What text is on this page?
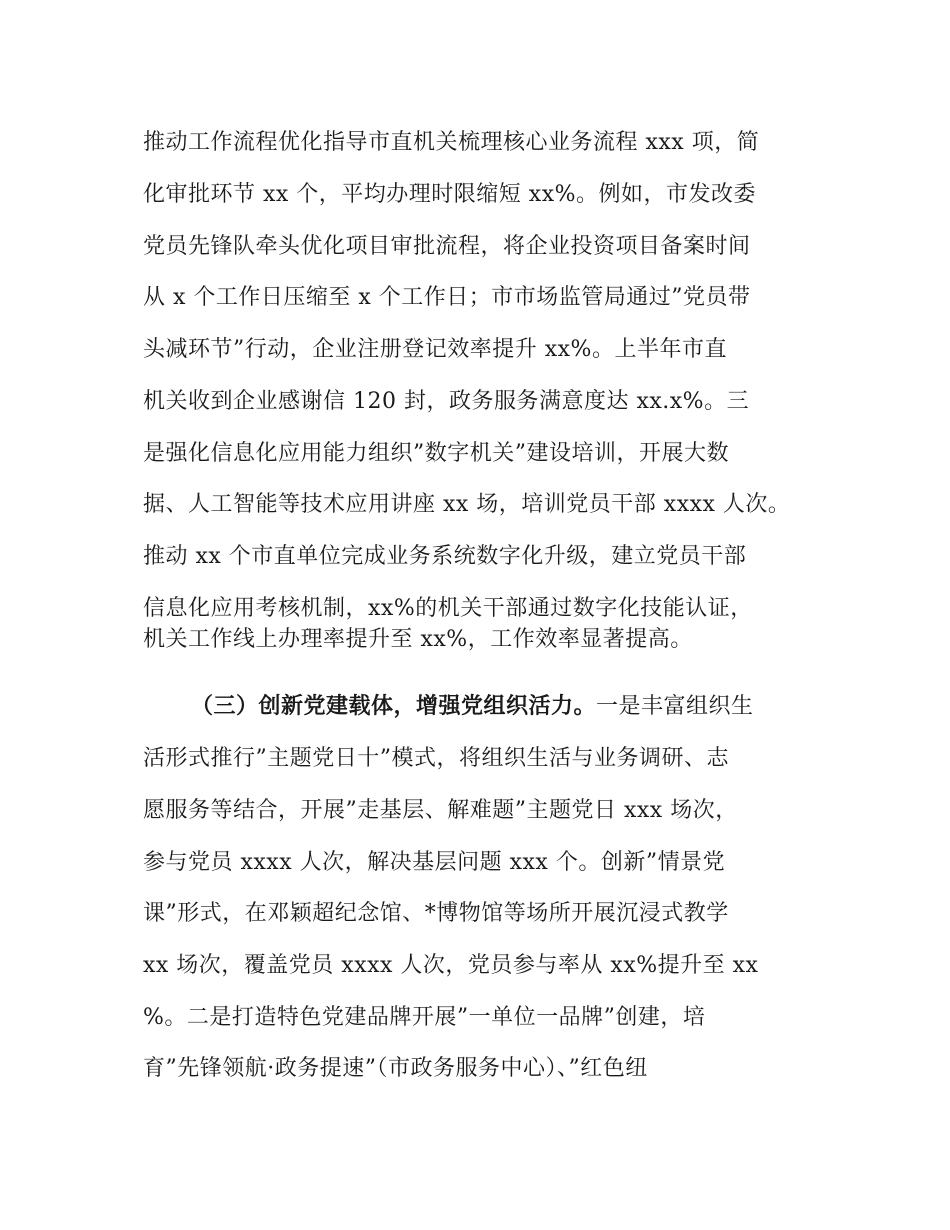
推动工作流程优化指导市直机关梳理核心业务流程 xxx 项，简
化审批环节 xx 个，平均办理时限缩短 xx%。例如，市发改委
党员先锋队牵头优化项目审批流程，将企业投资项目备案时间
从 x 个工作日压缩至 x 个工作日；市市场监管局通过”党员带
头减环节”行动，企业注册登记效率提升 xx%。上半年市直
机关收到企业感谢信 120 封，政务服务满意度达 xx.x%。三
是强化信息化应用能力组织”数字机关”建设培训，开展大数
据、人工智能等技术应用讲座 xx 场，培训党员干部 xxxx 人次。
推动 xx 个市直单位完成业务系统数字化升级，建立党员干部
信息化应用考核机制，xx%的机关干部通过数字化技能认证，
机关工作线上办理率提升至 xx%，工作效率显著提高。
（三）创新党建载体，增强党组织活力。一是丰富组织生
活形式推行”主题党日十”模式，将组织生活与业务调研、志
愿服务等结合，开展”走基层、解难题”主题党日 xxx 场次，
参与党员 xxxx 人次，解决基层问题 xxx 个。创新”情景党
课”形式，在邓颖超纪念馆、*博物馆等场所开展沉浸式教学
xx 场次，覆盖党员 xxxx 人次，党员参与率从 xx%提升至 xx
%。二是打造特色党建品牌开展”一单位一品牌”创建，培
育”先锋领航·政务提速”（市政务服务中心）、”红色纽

→ Stated goal: Set down the records in full and exactly. Do not carry over any image.

→ Expected answer:
What text is on this page?
推动工作流程优化指导市直机关梳理核心业务流程 xxx 项，简
化审批环节 xx 个，平均办理时限缩短 xx%。例如，市发改委
党员先锋队牵头优化项目审批流程，将企业投资项目备案时间
从 x 个工作日压缩至 x 个工作日；市市场监管局通过”党员带
头减环节”行动，企业注册登记效率提升 xx%。上半年市直
机关收到企业感谢信 120 封，政务服务满意度达 xx.x%。三
是强化信息化应用能力组织”数字机关”建设培训，开展大数
据、人工智能等技术应用讲座 xx 场，培训党员干部 xxxx 人次。
推动 xx 个市直单位完成业务系统数字化升级，建立党员干部
信息化应用考核机制，xx%的机关干部通过数字化技能认证，
机关工作线上办理率提升至 xx%，工作效率显著提高。
（三）创新党建载体，增强党组织活力。一是丰富组织生
活形式推行”主题党日十”模式，将组织生活与业务调研、志
愿服务等结合，开展”走基层、解难题”主题党日 xxx 场次，
参与党员 xxxx 人次，解决基层问题 xxx 个。创新”情景党
课”形式，在邓颖超纪念馆、*博物馆等场所开展沉浸式教学
xx 场次，覆盖党员 xxxx 人次，党员参与率从 xx%提升至 xx
%。二是打造特色党建品牌开展”一单位一品牌”创建，培
育”先锋领航·政务提速”（市政务服务中心）、”红色纽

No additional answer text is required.